[Set of tasks]
• 1. From the texel density post below, copy the passage word for word, starting at the words "Then choice some" and stopping after the words "photo pixel density.".
• 2. For each of the following statements, state yes or no according to whether it agrees with the texel density post below, and quote the exact words of the post that decide it. (a) The author keeps roughly the same distance from objects or walls when taking photos. (b) In the example, the group of wall polygons spans a width of 0.235 in the U direction. (c) The texel density of the unwrapped object on the 8k texture is higher than the pixel density of the photo.

[Provided passage]
□ □ □ □ □
@jenkinsm
I am keeping roughly the same distance from objects/walls when I am taking photos.
So if some object on my photo has 394 pixels height and real height 460mm, then I know that pixel density of my photo is ~ 0.856pixels/mm.
If software you use doesn't tell you what is the texel density of unwrapped object, you need to calculate it:
Be sure, that all unwrapped UV islands has normalized size and are not stretched or compressed.
Then choice some polygon island in UV editor and measure its width/height in UV range (0.0 - 1.0). For example groups of polygons of some wall in UV editor has min. 0.452 and max. 0.687 in U direction - so you know the width is 0.687-0.452 = 0.235 and that is 1925 texels if you will be using 8k textures (8192 * 0.235 = 1925). In reality the size of that polygons on wall is e.g. 2400mm - so you know that the texel density of your unwrapped object on 8k texture is ~ 0.802 texels/mm , which is slightly lower than pixel density on photo...so you should make the groups of polygons in UW editor 1.067x larger to make texel density the same as photo pixel density.
□ □ □ □ □
[Information shown]

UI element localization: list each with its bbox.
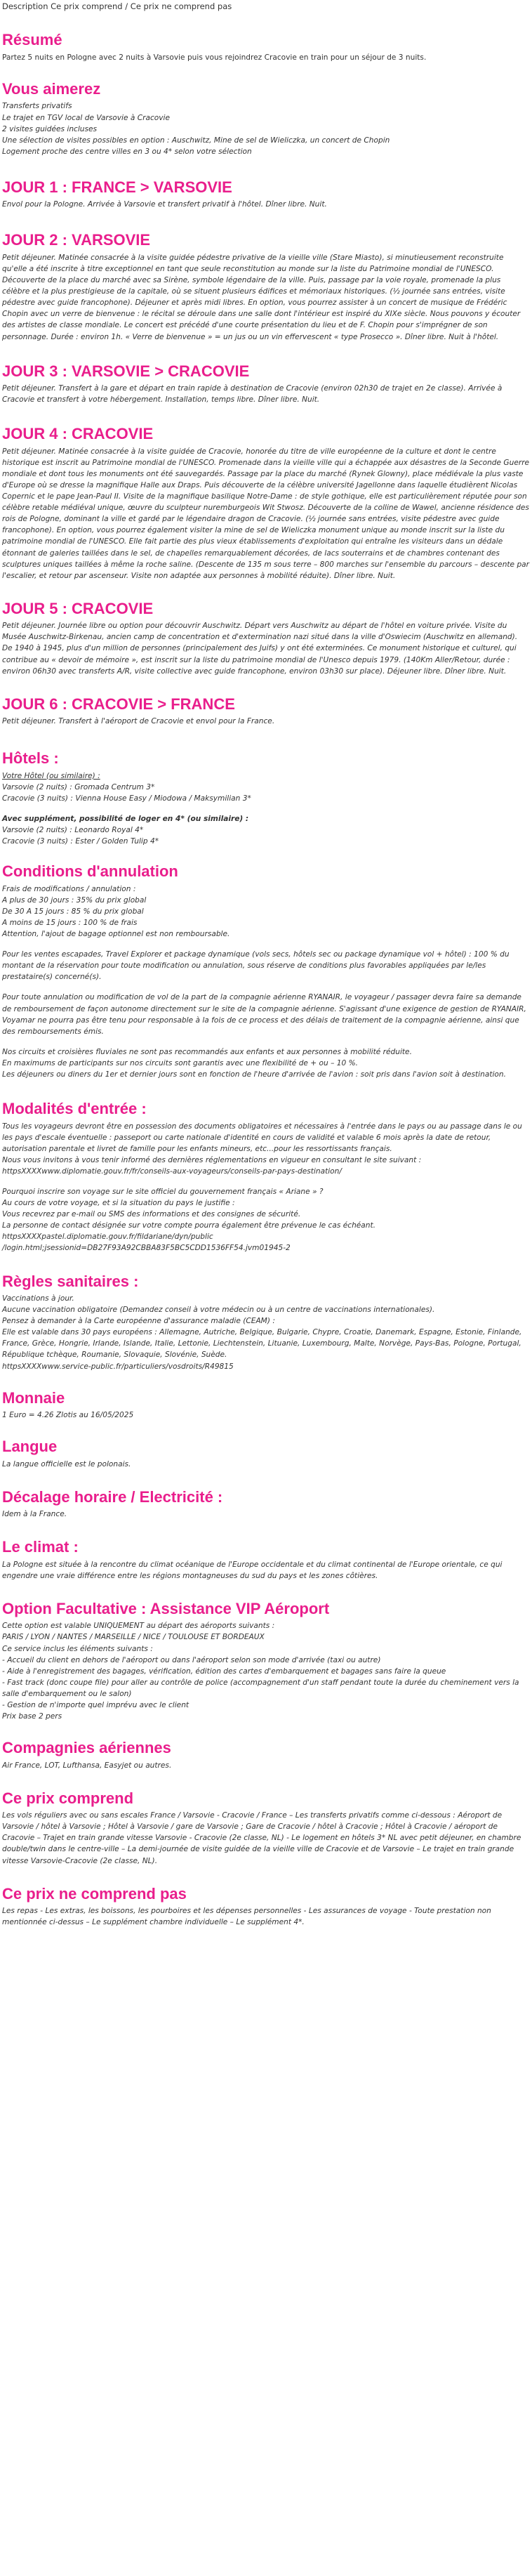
□ □ □ □ □
[Answers to the problems]
• 1.
Then choice some polygon island in UV editor and measure its width/height in UV range (0.0 - 1.0). For example groups of polygons of some wall in UV editor has min. 0.452 and max. 0.687 in U direction - so you know the width is 0.687-0.452 = 0.235 and that is 1925 texels if you will be using 8k textures (8192 * 0.235 = 1925). In reality the size of that polygons on wall is e.g. 2400mm - so you know that the texel density of your unwrapped object on 8k texture is ~ 0.802 texels/mm , which is slightly lower than pixel density on photo...so you should make the groups of polygons in UW editor 1.067x larger to make texel density the same as photo pixel density.

• 2.
(a) Yes: "I am keeping roughly the same distance from objects/walls when I am taking photos."
(b) Yes: "so you know the width is 0.687-0.452 = 0.235"
(c) No: "which is slightly lower than pixel density on photo"